[Collected data]
════════

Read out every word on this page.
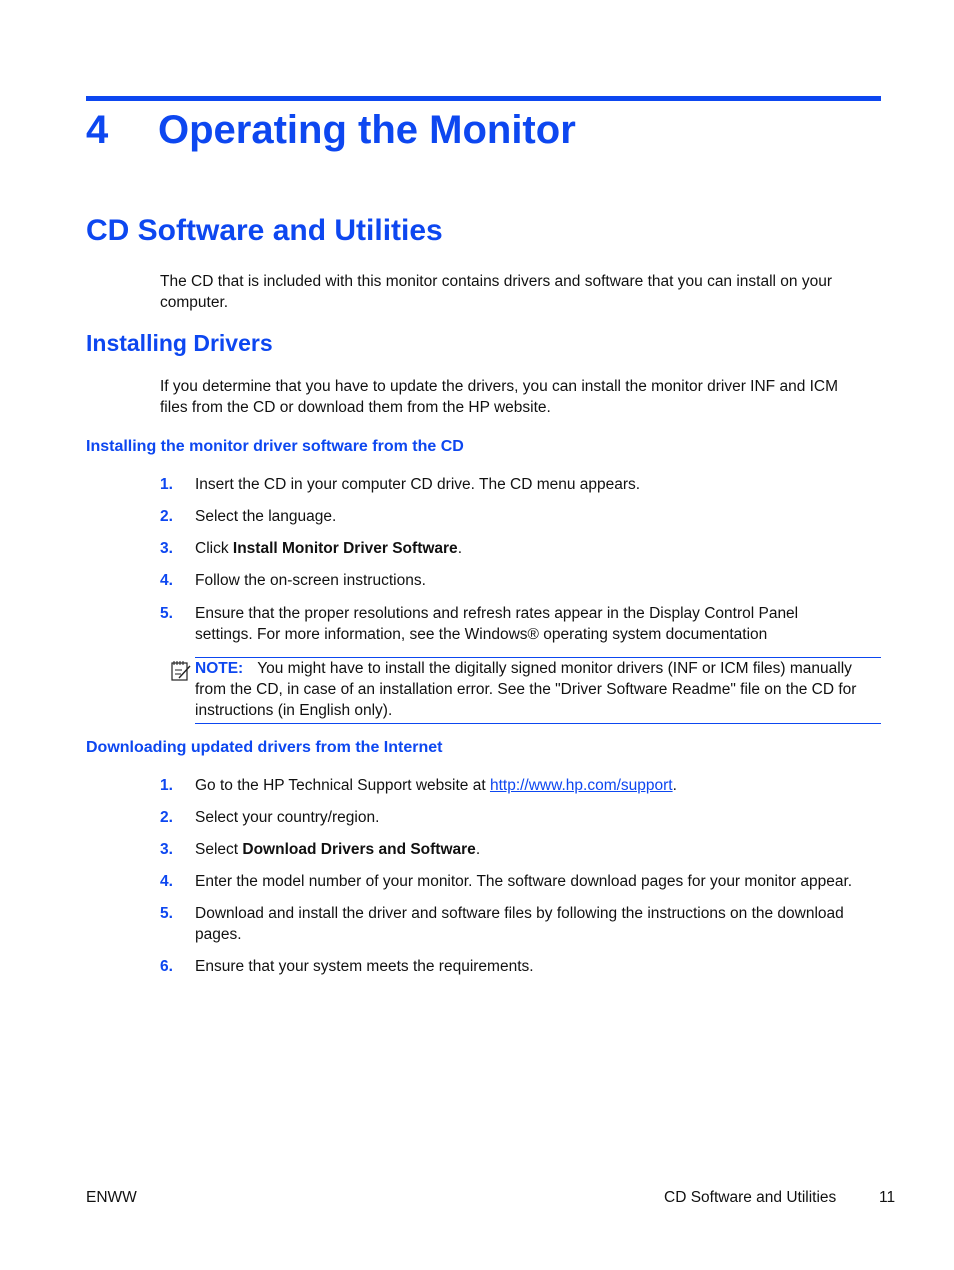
4 Operating the Monitor
CD Software and Utilities

The CD that is included with this monitor contains drivers and software that you can install on your computer.

Installing Drivers

If you determine that you have to update the drivers, you can install the monitor driver INF and ICM files from the CD or download them from the HP website.

Installing the monitor driver software from the CD
1. Insert the CD in your computer CD drive. The CD menu appears.
2. Select the language.
3. Click Install Monitor Driver Software.
4. Follow the on-screen instructions.
5. Ensure that the proper resolutions and refresh rates appear in the Display Control Panel settings. For more information, see the Windows® operating system documentation
NOTE: You might have to install the digitally signed monitor drivers (INF or ICM files) manually from the CD, in case of an installation error. See the "Driver Software Readme" file on the CD for instructions (in English only).
Downloading updated drivers from the Internet
1. Go to the HP Technical Support website at http://www.hp.com/support.
2. Select your country/region.
3. Select Download Drivers and Software.
4. Enter the model number of your monitor. The software download pages for your monitor appear.
5. Download and install the driver and software files by following the instructions on the download pages.
6. Ensure that your system meets the requirements.
ENWW	CD Software and Utilities	11
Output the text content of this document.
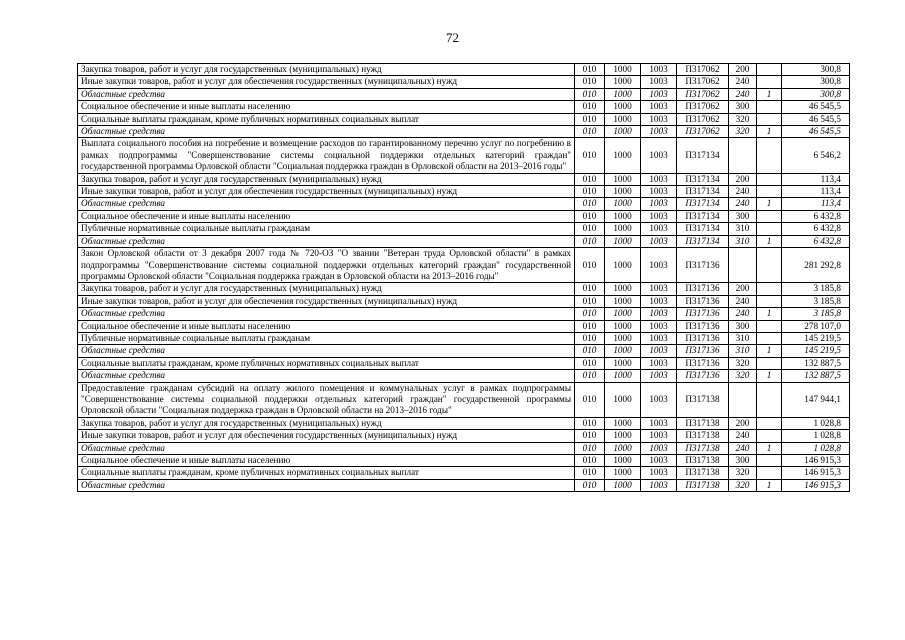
72
Закупка товаров, работ и услуг для государственных (муниципальных) нужд	010	1000	1003	П317062	200		300,8
Иные закупки товаров, работ и услуг для обеспечения государственных (муниципальных) нужд	010	1000	1003	П317062	240		300,8
Областные средства	010	1000	1003	П317062	240	1	300,8
Социальное обеспечение и иные выплаты населению	010	1000	1003	П317062	300		46 545,5
Социальные выплаты гражданам, кроме публичных нормативных социальных выплат	010	1000	1003	П317062	320		46 545,5
Областные средства	010	1000	1003	П317062	320	1	46 545,5
Выплата социального пособия на погребение и возмещение расходов по гарантированному перечню услуг по погребению в рамках подпрограммы "Совершенствование системы социальной поддержки отдельных категорий граждан" государственной программы Орловской области "Социальная поддержка граждан в Орловской области на 2013–2016 годы"	010	1000	1003	П317134			6 546,2
Закупка товаров, работ и услуг для государственных (муниципальных) нужд	010	1000	1003	П317134	200		113,4
Иные закупки товаров, работ и услуг для обеспечения государственных (муниципальных) нужд	010	1000	1003	П317134	240		113,4
Областные средства	010	1000	1003	П317134	240	1	113,4
Социальное обеспечение и иные выплаты населению	010	1000	1003	П317134	300		6 432,8
Публичные нормативные социальные выплаты гражданам	010	1000	1003	П317134	310		6 432,8
Областные средства	010	1000	1003	П317134	310	1	6 432,8
Закон Орловской области от 3 декабря 2007 года № 720-ОЗ "О звании "Ветеран труда Орловской области" в рамках подпрограммы "Совершенствование системы социальной поддержки отдельных категорий граждан" государственной программы Орловской области "Социальная поддержка граждан в Орловской области на 2013–2016 годы"	010	1000	1003	П317136			281 292,8
Закупка товаров, работ и услуг для государственных (муниципальных) нужд	010	1000	1003	П317136	200		3 185,8
Иные закупки товаров, работ и услуг для обеспечения государственных (муниципальных) нужд	010	1000	1003	П317136	240		3 185,8
Областные средства	010	1000	1003	П317136	240	1	3 185,8
Социальное обеспечение и иные выплаты населению	010	1000	1003	П317136	300		278 107,0
Публичные нормативные социальные выплаты гражданам	010	1000	1003	П317136	310		145 219,5
Областные средства	010	1000	1003	П317136	310	1	145 219,5
Социальные выплаты гражданам, кроме публичных нормативных социальных выплат	010	1000	1003	П317136	320		132 887,5
Областные средства	010	1000	1003	П317136	320	1	132 887,5
Предоставление гражданам субсидий на оплату жилого помещения и коммунальных услуг в рамках подпрограммы "Совершенствование системы социальной поддержки отдельных категорий граждан" государственной программы Орловской области "Социальная поддержка граждан в Орловской области на 2013–2016 годы"	010	1000	1003	П317138			147 944,1
Закупка товаров, работ и услуг для государственных (муниципальных) нужд	010	1000	1003	П317138	200		1 028,8
Иные закупки товаров, работ и услуг для обеспечения государственных (муниципальных) нужд	010	1000	1003	П317138	240		1 028,8
Областные средства	010	1000	1003	П317138	240	1	1 028,8
Социальное обеспечение и иные выплаты населению	010	1000	1003	П317138	300		146 915,3
Социальные выплаты гражданам, кроме публичных нормативных социальных выплат	010	1000	1003	П317138	320		146 915,3
Областные средства	010	1000	1003	П317138	320	1	146 915,3
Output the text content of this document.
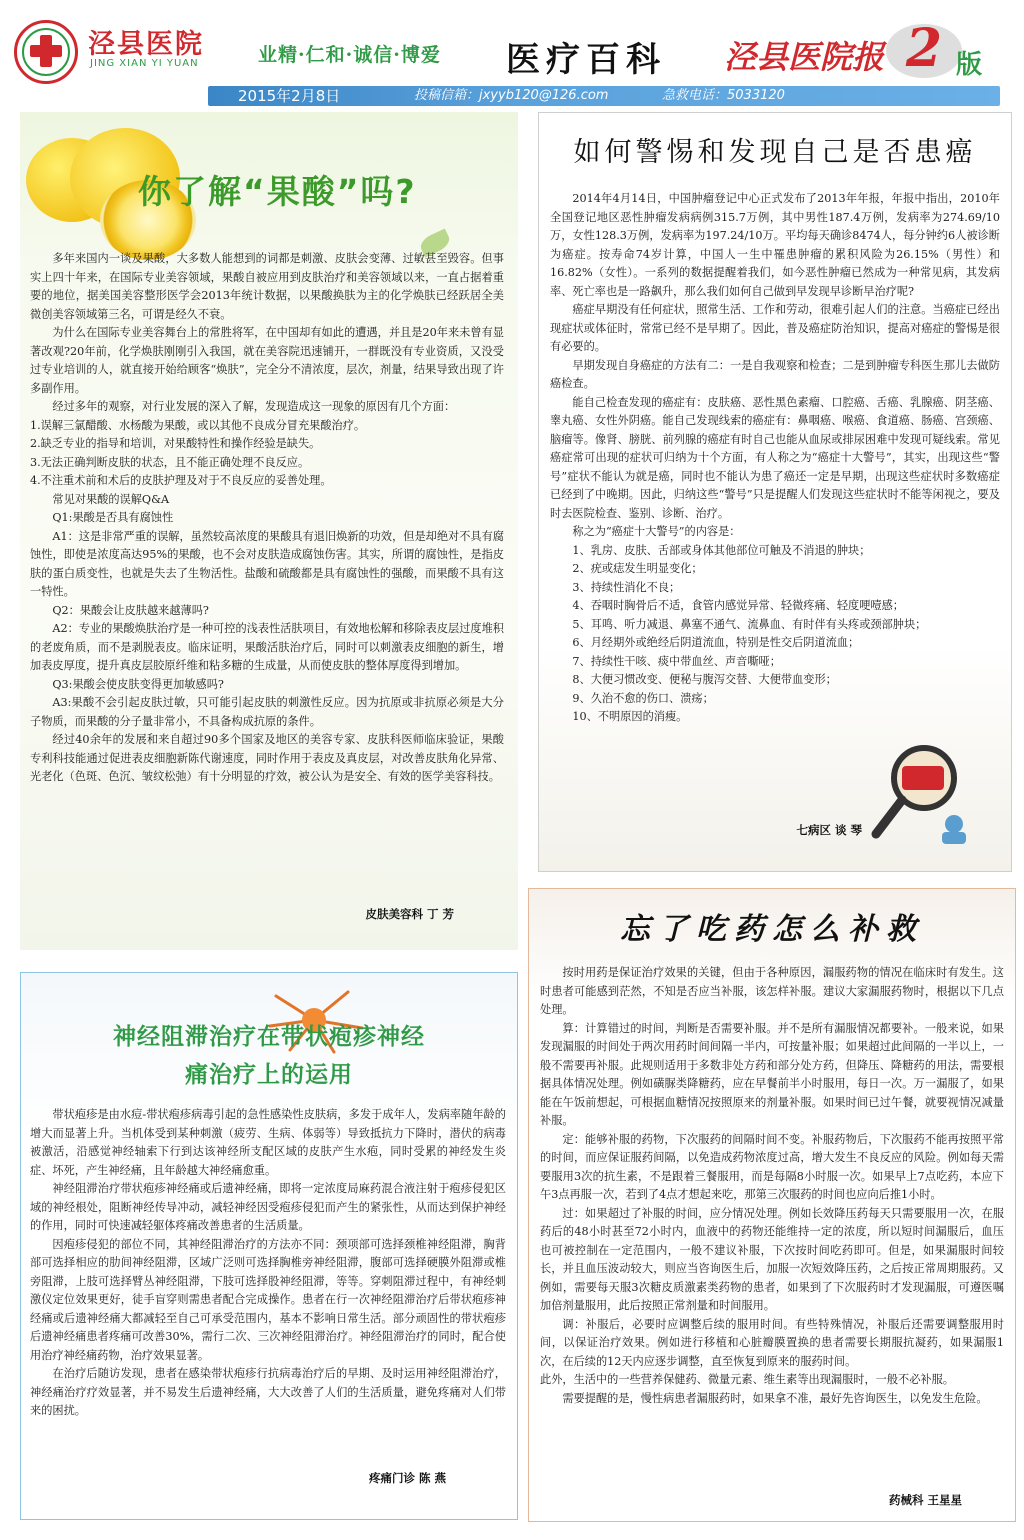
泾县医院
JING XIAN YI YUAN	业精·仁和·诚信·博爱 医疗百科 泾县医院报 2 版
2015年2月8日	投稿信箱：jxyyb120@126.com	急救电话：5033120
你了解“果酸”吗?

多年来国内一谈及果酸，大多数人能想到的词都是刺激、皮肤会变薄、过敏甚至毁容。但事实上四十年来，在国际专业美容领域，果酸自被应用到皮肤治疗和美容领域以来，一直占据着重要的地位，据美国美容整形医学会2013年统计数据，以果酸换肤为主的化学焕肤已经跃居全美微创美容领域第三名，可谓是经久不衰。

为什么在国际专业美容舞台上的常胜将军，在中国却有如此的遭遇，并且是20年来未曾有显著改观?20年前，化学焕肤刚刚引入我国，就在美容院迅速铺开，一群既没有专业资质，又没受过专业培训的人，就直接开始给顾客“焕肤”，完全分不清浓度，层次，剂量，结果导致出现了许多副作用。

经过多年的观察，对行业发展的深入了解，发现造成这一现象的原因有几个方面：

1.误解三氯醋酸、水杨酸为果酸，或以其他不良成分冒充果酸治疗。

2.缺乏专业的指导和培训，对果酸特性和操作经验是缺失。

3.无法正确判断皮肤的状态，且不能正确处理不良反应。

4.不注重术前和术后的皮肤护理及对于不良反应的妥善处理。

常见对果酸的误解Q&A

Q1:果酸是否具有腐蚀性

A1：这是非常严重的误解，虽然较高浓度的果酸具有退旧焕新的功效，但是却绝对不具有腐蚀性，即使是浓度高达95%的果酸，也不会对皮肤造成腐蚀伤害。其实，所谓的腐蚀性，是指皮肤的蛋白质变性，也就是失去了生物活性。盐酸和硫酸都是具有腐蚀性的强酸，而果酸不具有这一特性。

Q2：果酸会让皮肤越来越薄吗?

A2：专业的果酸焕肤治疗是一种可控的浅表性活肤项目，有效地松解和移除表皮层过度堆积的老废角质，而不是剥脱表皮。临床证明，果酸活肤治疗后，同时可以刺激表皮细胞的新生，增加表皮厚度，提升真皮层胶原纤维和粘多糖的生成量，从而使皮肤的整体厚度得到增加。

Q3:果酸会使皮肤变得更加敏感吗?

A3:果酸不会引起皮肤过敏，只可能引起皮肤的刺激性反应。因为抗原或非抗原必须是大分子物质，而果酸的分子量非常小，不具备构成抗原的条件。

经过40余年的发展和来自超过90多个国家及地区的美容专家、皮肤科医师临床验证，果酸专利科技能通过促进表皮细胞新陈代谢速度，同时作用于表皮及真皮层，对改善皮肤角化异常、光老化（色斑、色沉、皱纹松弛）有十分明显的疗效，被公认为是安全、有效的医学美容科技。

皮肤美容科 丁 芳
如何警惕和发现自己是否患癌

2014年4月14日，中国肿瘤登记中心正式发布了2013年年报，年报中指出，2010年全国登记地区恶性肿瘤发病病例315.7万例，其中男性187.4万例，发病率为274.69/10万，女性128.3万例，发病率为197.24/10万。平均每天确诊8474人，每分钟约6人被诊断为癌症。按寿命74岁计算，中国人一生中罹患肿瘤的累积风险为26.15%（男性）和16.82%（女性）。一系列的数据提醒着我们，如今恶性肿瘤已然成为一种常见病，其发病率、死亡率也是一路飙升，那么我们如何自己做到早发现早诊断早治疗呢?

癌症早期没有任何症状，照常生活、工作和劳动，很难引起人们的注意。当癌症已经出现症状或体征时，常常已经不是早期了。因此，普及癌症防治知识，提高对癌症的警惕是很有必要的。

早期发现自身癌症的方法有二：一是自我观察和检查；二是到肿瘤专科医生那儿去做防癌检查。

能自己检查发现的癌症有：皮肤癌、恶性黑色素瘤、口腔癌、舌癌、乳腺癌、阴茎癌、睾丸癌、女性外阴癌。能自己发现线索的癌症有：鼻咽癌、喉癌、食道癌、肠癌、宫颈癌、脑瘤等。像肾、膀胱、前列腺的癌症有时自己也能从血尿或排尿困难中发现可疑线索。常见癌症常可出现的症状可归纳为十个方面，有人称之为“癌症十大警号”，其实，出现这些“警号”症状不能认为就是癌，同时也不能认为患了癌还一定是早期，出现这些症状时多数癌症已经到了中晚期。因此，归纳这些“警号”只是提醒人们发现这些症状时不能等闲视之，要及时去医院检查、鉴别、诊断、治疗。

称之为“癌症十大警号”的内容是：

1、乳房、皮肤、舌部或身体其他部位可触及不消退的肿块；

2、疣或痣发生明显变化；

3、持续性消化不良；

4、吞咽时胸骨后不适，食管内感觉异常、轻微疼痛、轻度哽噎感；

5、耳鸣、听力减退、鼻塞不通气、流鼻血、有时伴有头疼或颈部肿块；

6、月经期外或绝经后阴道流血，特别是性交后阴道流血；

7、持续性干咳、痰中带血丝、声音嘶哑；

8、大便习惯改变、便秘与腹泻交替、大便带血变形；

9、久治不愈的伤口、溃疡；

10、不明原因的消瘦。

七病区 谈 琴
神经阻滞治疗在带状疱疹神经
痛治疗上的运用

带状疱疹是由水痘-带状疱疹病毒引起的急性感染性皮肤病，多发于成年人，发病率随年龄的增大而显著上升。当机体受到某种刺激（疲劳、生病、体弱等）导致抵抗力下降时，潜伏的病毒被激活，沿感觉神经轴索下行到达该神经所支配区域的皮肤产生水疱，同时受累的神经发生炎症、坏死，产生神经痛，且年龄越大神经痛愈重。

神经阻滞治疗带状疱疹神经痛或后遗神经痛，即将一定浓度局麻药混合液注射于疱疹侵犯区域的神经根处，阻断神经传导冲动，减轻神经因受疱疹侵犯而产生的紧张性，从而达到保护神经的作用，同时可快速减轻躯体疼痛改善患者的生活质量。

因疱疹侵犯的部位不同，其神经阻滞治疗的方法亦不同：颈项部可选择颈椎神经阻滞，胸背部可选择相应的肋间神经阻滞，区域广泛则可选择胸椎旁神经阻滞，腹部可选择硬膜外阻滞或椎旁阻滞，上肢可选择臂丛神经阻滞，下肢可选择股神经阻滞，等等。穿刺阻滞过程中，有神经刺激仪定位效果更好，徒手盲穿则需患者配合完成操作。患者在行一次神经阻滞治疗后带状疱疹神经痛或后遗神经痛大都减轻至自己可承受范围内，基本不影响日常生活。部分顽固性的带状疱疹后遗神经痛患者疼痛可改善30%，需行二次、三次神经阻滞治疗。神经阻滞治疗的同时，配合使用治疗神经痛药物，治疗效果显著。

在治疗后随访发现，患者在感染带状疱疹行抗病毒治疗后的早期、及时运用神经阻滞治疗，神经痛治疗疗效显著，并不易发生后遗神经痛，大大改善了人们的生活质量，避免疼痛对人们带来的困扰。

疼痛门诊 陈 燕
忘了吃药怎么补救

按时用药是保证治疗效果的关键，但由于各种原因，漏服药物的情况在临床时有发生。这时患者可能感到茫然，不知是否应当补服，该怎样补服。建议大家漏服药物时，根据以下几点处理。

算：计算错过的时间，判断是否需要补服。并不是所有漏服情况都要补。一般来说，如果发现漏服的时间处于两次用药时间间隔一半内，可按量补服；如果超过此间隔的一半以上，一般不需要再补服。此规则适用于多数非处方药和部分处方药，但降压、降糖药的用法，需要根据具体情况处理。例如磺脲类降糖药，应在早餐前半小时服用，每日一次。万一漏服了，如果能在午饭前想起，可根据血糖情况按照原来的剂量补服。如果时间已过午餐，就要视情况减量补服。

定：能够补服的药物，下次服药的间隔时间不变。补服药物后，下次服药不能再按照平常的时间，而应保证服药间隔，以免造成药物浓度过高，增大发生不良反应的风险。例如每天需要服用3次的抗生素，不是跟着三餐服用，而是每隔8小时服一次。如果早上7点吃药，本应下午3点再服一次，若到了4点才想起来吃，那第三次服药的时间也应向后推1小时。

过：如果超过了补服的时间，应分情况处理。例如长效降压药每天只需要服用一次，在服药后的48小时甚至72小时内，血液中的药物还能维持一定的浓度，所以短时间漏服后，血压也可被控制在一定范围内，一般不建议补服，下次按时间吃药即可。但是，如果漏服时间较长，并且血压波动较大，则应当咨询医生后，加服一次短效降压药，之后按正常周期服药。又例如，需要每天服3次糖皮质激素类药物的患者，如果到了下次服药时才发现漏服，可遵医嘱加倍剂量服用，此后按照正常剂量和时间服用。

调：补服后，必要时应调整后续的服用时间。有些特殊情况，补服后还需要调整服用时间，以保证治疗效果。例如进行移植和心脏瓣膜置换的患者需要长期服抗凝药，如果漏服1次，在后续的12天内应逐步调整，直至恢复到原来的服药时间。

此外，生活中的一些营养保健药、微量元素、维生素等出现漏服时，一般不必补服。

需要提醒的是，慢性病患者漏服药时，如果拿不准，最好先咨询医生，以免发生危险。

药械科 王星星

════════

## Problem to solve
Copy every line of the entries above in which "муниципальных" occurs.

## Solution to this exercise
Закупка товаров, работ и услуг для государственных (муниципальных) нужд	010	1000	1003	П317062	200		300,8
Иные закупки товаров, работ и услуг для обеспечения государственных (муниципальных) нужд	010	1000	1003	П317062	240		300,8
Закупка товаров, работ и услуг для государственных (муниципальных) нужд	010	1000	1003	П317134	200		113,4
Иные закупки товаров, работ и услуг для обеспечения государственных (муниципальных) нужд	010	1000	1003	П317134	240		113,4
Закупка товаров, работ и услуг для государственных (муниципальных) нужд	010	1000	1003	П317136	200		3 185,8
Иные закупки товаров, работ и услуг для обеспечения государственных (муниципальных) нужд	010	1000	1003	П317136	240		3 185,8
Закупка товаров, работ и услуг для государственных (муниципальных) нужд	010	1000	1003	П317138	200		1 028,8
Иные закупки товаров, работ и услуг для обеспечения государственных (муниципальных) нужд	010	1000	1003	П317138	240		1 028,8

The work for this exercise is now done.